Problem to work on: Retype everything in the listing, leaving each line exactly as it is.

########

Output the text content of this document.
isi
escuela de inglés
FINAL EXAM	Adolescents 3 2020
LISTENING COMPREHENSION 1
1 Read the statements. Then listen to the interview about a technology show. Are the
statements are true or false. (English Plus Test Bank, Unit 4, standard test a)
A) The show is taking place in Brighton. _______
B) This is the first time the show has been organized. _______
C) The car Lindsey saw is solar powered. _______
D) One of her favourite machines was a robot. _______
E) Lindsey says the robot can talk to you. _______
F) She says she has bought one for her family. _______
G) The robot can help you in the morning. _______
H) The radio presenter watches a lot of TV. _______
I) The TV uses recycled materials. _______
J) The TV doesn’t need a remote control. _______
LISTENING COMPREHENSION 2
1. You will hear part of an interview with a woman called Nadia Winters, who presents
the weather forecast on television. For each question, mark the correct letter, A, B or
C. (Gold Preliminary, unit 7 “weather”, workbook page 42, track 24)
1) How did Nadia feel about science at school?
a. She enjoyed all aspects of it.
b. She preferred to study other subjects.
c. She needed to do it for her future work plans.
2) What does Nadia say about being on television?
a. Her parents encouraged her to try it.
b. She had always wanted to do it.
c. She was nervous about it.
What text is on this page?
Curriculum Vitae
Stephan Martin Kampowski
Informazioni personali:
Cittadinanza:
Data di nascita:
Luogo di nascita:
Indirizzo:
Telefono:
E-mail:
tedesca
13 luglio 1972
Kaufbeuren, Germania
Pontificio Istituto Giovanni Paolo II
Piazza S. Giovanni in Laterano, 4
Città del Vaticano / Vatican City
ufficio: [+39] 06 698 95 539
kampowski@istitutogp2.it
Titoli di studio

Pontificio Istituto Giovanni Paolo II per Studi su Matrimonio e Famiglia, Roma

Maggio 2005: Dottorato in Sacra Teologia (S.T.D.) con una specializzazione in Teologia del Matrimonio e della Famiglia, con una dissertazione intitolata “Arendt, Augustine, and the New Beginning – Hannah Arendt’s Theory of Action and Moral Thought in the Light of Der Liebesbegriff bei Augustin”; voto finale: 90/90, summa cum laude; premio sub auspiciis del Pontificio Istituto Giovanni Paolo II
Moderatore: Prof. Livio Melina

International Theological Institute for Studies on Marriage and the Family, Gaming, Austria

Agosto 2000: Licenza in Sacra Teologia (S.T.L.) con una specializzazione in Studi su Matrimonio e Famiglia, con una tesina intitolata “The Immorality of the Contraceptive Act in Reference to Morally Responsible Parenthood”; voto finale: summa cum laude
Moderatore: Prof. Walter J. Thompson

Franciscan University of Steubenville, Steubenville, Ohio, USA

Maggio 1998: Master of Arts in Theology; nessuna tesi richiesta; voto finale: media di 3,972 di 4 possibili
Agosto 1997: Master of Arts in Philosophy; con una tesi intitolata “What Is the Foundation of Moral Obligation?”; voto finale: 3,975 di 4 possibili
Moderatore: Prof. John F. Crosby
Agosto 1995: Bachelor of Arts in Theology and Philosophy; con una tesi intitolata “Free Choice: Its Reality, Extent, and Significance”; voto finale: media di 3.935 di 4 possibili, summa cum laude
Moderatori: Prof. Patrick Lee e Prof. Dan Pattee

########

Output:
Output the text content of this document.
isi
escuela de inglés
FINAL EXAM	Adolescents 3 2020
LISTENING COMPREHENSION 1
1 Read the statements. Then listen to the interview about a technology show. Are the
statements are true or false. (English Plus Test Bank, Unit 4, standard test a)
A) The show is taking place in Brighton. _______
B) This is the first time the show has been organized. _______
C) The car Lindsey saw is solar powered. _______
D) One of her favourite machines was a robot. _______
E) Lindsey says the robot can talk to you. _______
F) She says she has bought one for her family. _______
G) The robot can help you in the morning. _______
H) The radio presenter watches a lot of TV. _______
I) The TV uses recycled materials. _______
J) The TV doesn’t need a remote control. _______
LISTENING COMPREHENSION 2
1. You will hear part of an interview with a woman called Nadia Winters, who presents
the weather forecast on television. For each question, mark the correct letter, A, B or
C. (Gold Preliminary, unit 7 “weather”, workbook page 42, track 24)
1) How did Nadia feel about science at school?
a. She enjoyed all aspects of it.
b. She preferred to study other subjects.
c. She needed to do it for her future work plans.
2) What does Nadia say about being on television?
a. Her parents encouraged her to try it.
b. She had always wanted to do it.
c. She was nervous about it.
What text is on this page?
Curriculum Vitae
Stephan Martin Kampowski
Informazioni personali:
Cittadinanza:
Data di nascita:
Luogo di nascita:
Indirizzo:
Telefono:
E-mail:
tedesca
13 luglio 1972
Kaufbeuren, Germania
Pontificio Istituto Giovanni Paolo II
Piazza S. Giovanni in Laterano, 4
Città del Vaticano / Vatican City
ufficio: [+39] 06 698 95 539
kampowski@istitutogp2.it
Titoli di studio

Pontificio Istituto Giovanni Paolo II per Studi su Matrimonio e Famiglia, Roma

Maggio 2005: Dottorato in Sacra Teologia (S.T.D.) con una specializzazione in Teologia del Matrimonio e della Famiglia, con una dissertazione intitolata “Arendt, Augustine, and the New Beginning – Hannah Arendt’s Theory of Action and Moral Thought in the Light of Der Liebesbegriff bei Augustin”; voto finale: 90/90, summa cum laude; premio sub auspiciis del Pontificio Istituto Giovanni Paolo II
Moderatore: Prof. Livio Melina

International Theological Institute for Studies on Marriage and the Family, Gaming, Austria

Agosto 2000: Licenza in Sacra Teologia (S.T.L.) con una specializzazione in Studi su Matrimonio e Famiglia, con una tesina intitolata “The Immorality of the Contraceptive Act in Reference to Morally Responsible Parenthood”; voto finale: summa cum laude
Moderatore: Prof. Walter J. Thompson

Franciscan University of Steubenville, Steubenville, Ohio, USA

Maggio 1998: Master of Arts in Theology; nessuna tesi richiesta; voto finale: media di 3,972 di 4 possibili
Agosto 1997: Master of Arts in Philosophy; con una tesi intitolata “What Is the Foundation of Moral Obligation?”; voto finale: 3,975 di 4 possibili
Moderatore: Prof. John F. Crosby
Agosto 1995: Bachelor of Arts in Theology and Philosophy; con una tesi intitolata “Free Choice: Its Reality, Extent, and Significance”; voto finale: media di 3.935 di 4 possibili, summa cum laude
Moderatori: Prof. Patrick Lee e Prof. Dan Pattee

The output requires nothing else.